[START Dataset rows]
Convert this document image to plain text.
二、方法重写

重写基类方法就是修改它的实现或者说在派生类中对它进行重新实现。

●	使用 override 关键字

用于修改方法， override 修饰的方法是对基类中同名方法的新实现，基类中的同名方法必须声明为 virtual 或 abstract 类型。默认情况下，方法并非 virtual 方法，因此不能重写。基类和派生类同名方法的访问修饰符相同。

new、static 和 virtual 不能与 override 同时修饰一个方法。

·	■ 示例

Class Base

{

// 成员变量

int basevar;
[END Dataset rows]
- [What the exercise asks] Which lines hold the string "virtual"? List them all.

- [Solution to this task]
用于修改方法， override 修饰的方法是对基类中同名方法的新实现，基类中的同名方法必须声明为 virtual 或 abstract 类型。默认情况下，方法并非 virtual 方法，因此不能重写。基类和派生类同名方法的访问修饰符相同。
new、static 和 virtual 不能与 override 同时修饰一个方法。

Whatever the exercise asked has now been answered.